++++ SOURCE TEXT

In Herrington’s and Long’s hands, the timbers have new stories to tell as they become tables, cabinets, bar tops, flooring and paneling, artwork and more. “People come for the story but leave with quality and beauty,” Herrington says. 

So what would possess a college-educated native of Meggett, South Carolina, to search the ribbons of water around his home for “sinker logs” and wrestle them onto shore? Why would he invest hundreds of thousands of dollars in equipment and permits to dig up these sleeping giants? And how did he learn the techniques?

It turns out that Justin Herrington was just the man for the job. His dingy, sawmill, pontoon boat and winch—not to mention hundreds of drying pieces of lumber—sit on the 10 acres of property where he was raised and his parents still live. Growing up hunting and fishing these parts, he knows the byways that support his habit. He also does his homework to learn where the old sawmills once stood. 

Having come of age in his dad’s farm equipment business, he knows how to fashion an apparatus that will hoist timber from river depths and how to dry wood that’s been soaking up water since before George Washington was born. 

Partner Bill Long traded his suit and tie for the life of a craftsman. He has been creating and restoring “pieces of art that happen to be furniture” for 40 years. Long uses only period techniques to create furniture that could fool even the most vigilant experts on the Antiques Roadshow.

++++++++
++++ EXERCISE MATERIAL

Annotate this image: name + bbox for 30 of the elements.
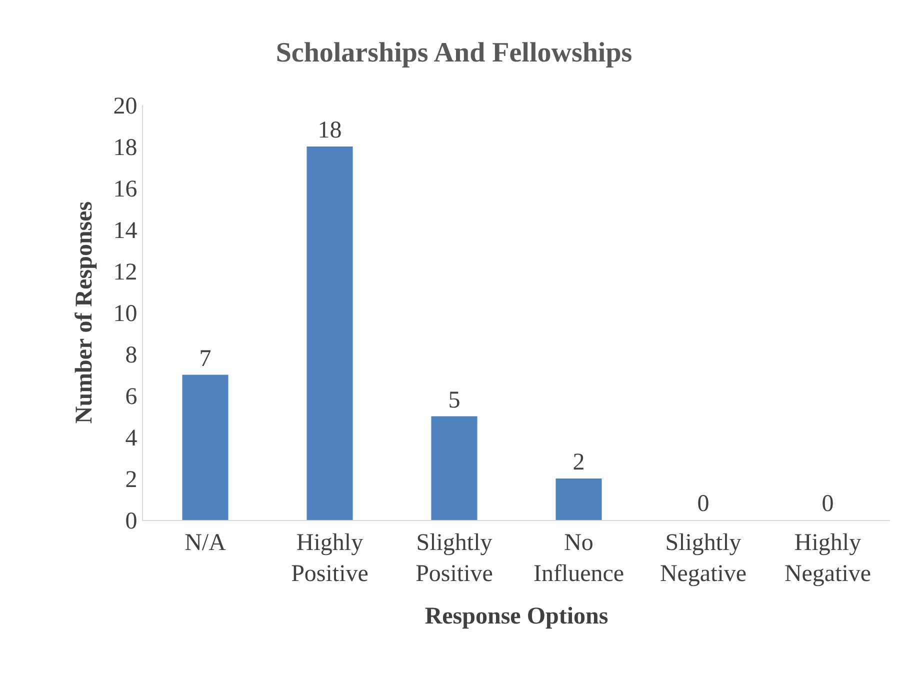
x-tick-label: Highly Negative xyxy=(784,530,872,587)
y-tick-label: 6 xyxy=(125,384,138,410)
y-tick-label: 20 xyxy=(113,93,138,120)
bar xyxy=(306,146,353,520)
y-tick-label: 2 xyxy=(125,466,138,493)
data-label: 18 xyxy=(318,118,342,144)
x-tick-label: Slightly Positive xyxy=(416,530,493,587)
y-tick-label: 10 xyxy=(113,300,138,327)
y-tick-label: 18 xyxy=(113,134,138,161)
x-axis-title: Response Options xyxy=(424,603,608,630)
y-tick-label: 16 xyxy=(113,176,138,202)
chart-title: Scholarships And Fellowships xyxy=(276,37,632,68)
bar xyxy=(556,478,602,520)
y-tick-label: 8 xyxy=(125,342,138,368)
data-label: 0 xyxy=(697,491,710,517)
data-label: 0 xyxy=(822,491,834,517)
x-tick-label: No Influence xyxy=(533,530,624,587)
y-tick-label: 14 xyxy=(113,218,138,244)
bar xyxy=(431,416,478,520)
data-label: 2 xyxy=(572,450,585,476)
data-label: 5 xyxy=(448,387,460,414)
x-tick-label: Slightly Negative xyxy=(660,530,747,587)
y-tick-label: 4 xyxy=(125,425,138,452)
y-tick-label: 12 xyxy=(113,259,138,286)
x-tick-label: N/A xyxy=(184,530,227,556)
data-label: 7 xyxy=(199,346,212,372)
x-tick-label: Highly Positive xyxy=(291,530,368,587)
bar xyxy=(182,374,228,520)
y-axis-title: Number of Responses xyxy=(71,201,98,424)
y-tick-label: 0 xyxy=(125,508,138,534)
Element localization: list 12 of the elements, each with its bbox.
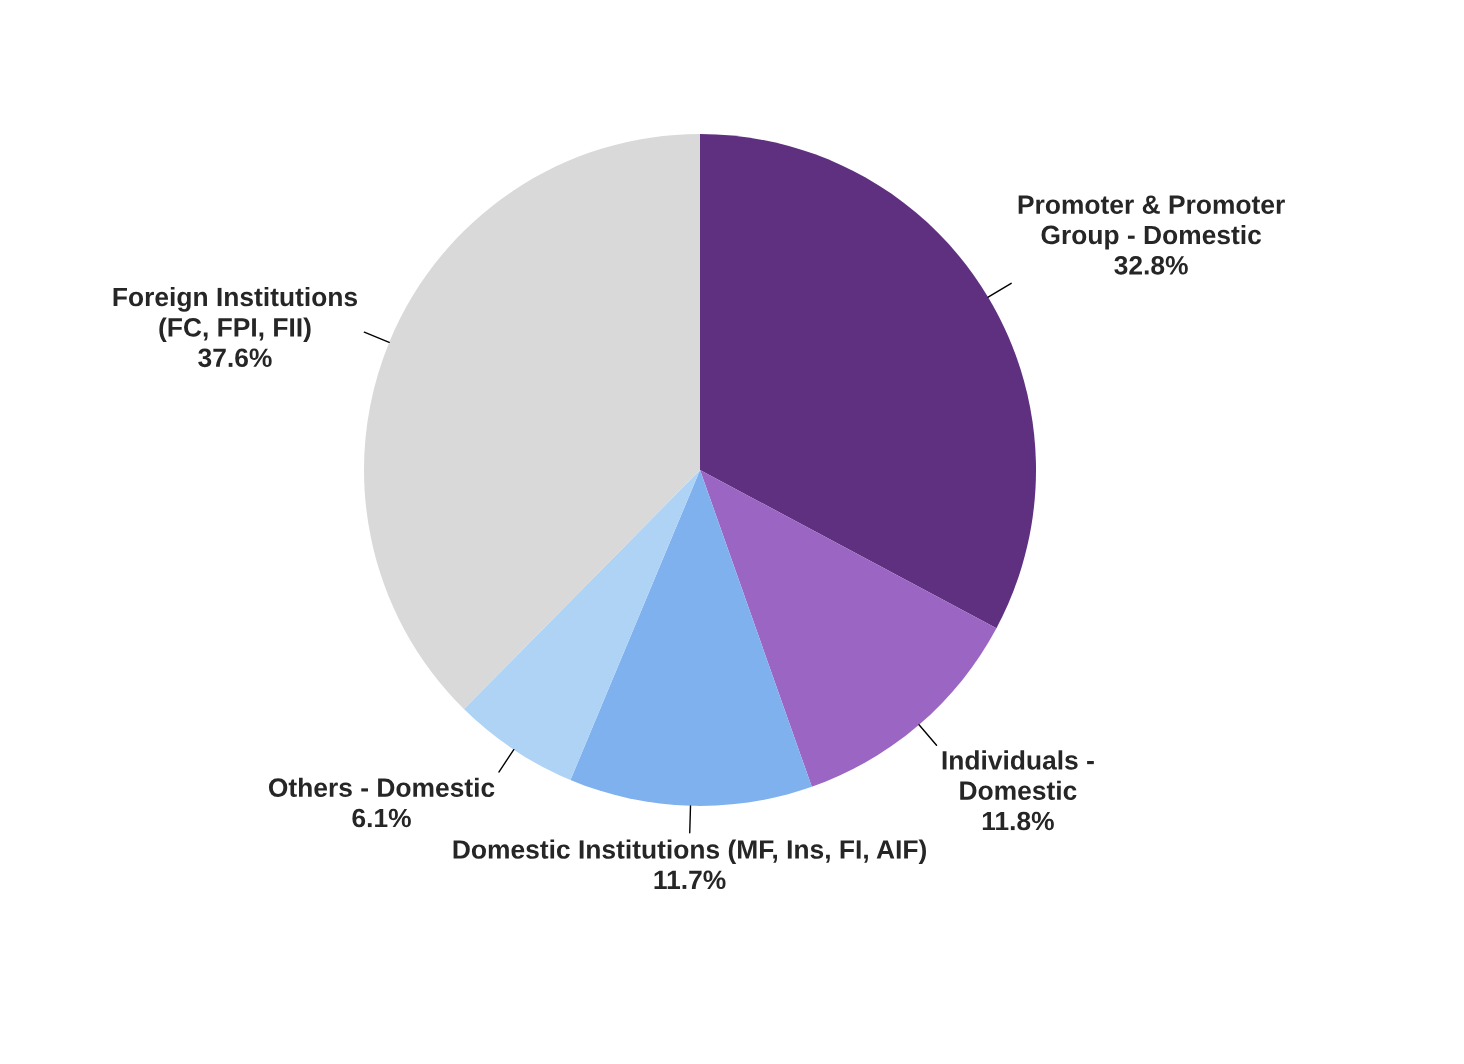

++++++++

LIST OF TASKS:
**a.** Reproduce the rows from the one containing "x-tick-label: Highly Negative" through the one containing "bar xyxy=(431,416,478,520)", without changes.
**b.** Write the next part of the piece on salvaging sinker logs, starting after its last sentence.

RESPONSES BY TASK:
**a.**
x-tick-label: Highly Negative xyxy=(784,530,872,587)
y-tick-label: 6 xyxy=(125,384,138,410)
y-tick-label: 20 xyxy=(113,93,138,120)
bar xyxy=(306,146,353,520)
y-tick-label: 2 xyxy=(125,466,138,493)
data-label: 18 xyxy=(318,118,342,144)
x-tick-label: Slightly Positive xyxy=(416,530,493,587)
y-tick-label: 10 xyxy=(113,300,138,327)
y-tick-label: 18 xyxy=(113,134,138,161)
x-axis-title: Response Options xyxy=(424,603,608,630)
y-tick-label: 16 xyxy=(113,176,138,202)
chart-title: Scholarships And Fellowships xyxy=(276,37,632,68)
bar xyxy=(556,478,602,520)
y-tick-label: 8 xyxy=(125,342,138,368)
data-label: 0 xyxy=(697,491,710,517)
data-label: 0 xyxy=(822,491,834,517)
x-tick-label: No Influence xyxy=(533,530,624,587)
y-tick-label: 14 xyxy=(113,218,138,244)
bar xyxy=(431,416,478,520)

**b.**
Every piece of furniture he creates is one of a kind, because every piece of wood has its own unique history. Preserving what was once lost and special appeals to Long, who often fashions furniture around a signature feature of the wood— even an imperfection, like a knot or a pecky (a pecky is a hole in cypress caused by a fungus). 

The Dewberry, a new hotel across Meeting Street from Marion Square, commissioned Long to create a giant table. He used the root ball from a massive water oak—usually discarded when fashioning furniture—and turned it upside down to form a table top. Since old-growth wood is durable and rot-resistant, The Dewberry will, for decades, own and display a gorgeous piece of furniture that has no comparison. 

Born Again Heartwoods boasts a breathtaking variety of high-end slabs, panels and furniture that touch us in a way other products can’t. The warmth and character of the wood, its rich, natural coloring, add meaning to each piece. While these products are top quality, they’re sold at reasonable prices that make them accessible to potential customers. In sum, the elegance, romance and value of virgin old-growth wood is undeniable.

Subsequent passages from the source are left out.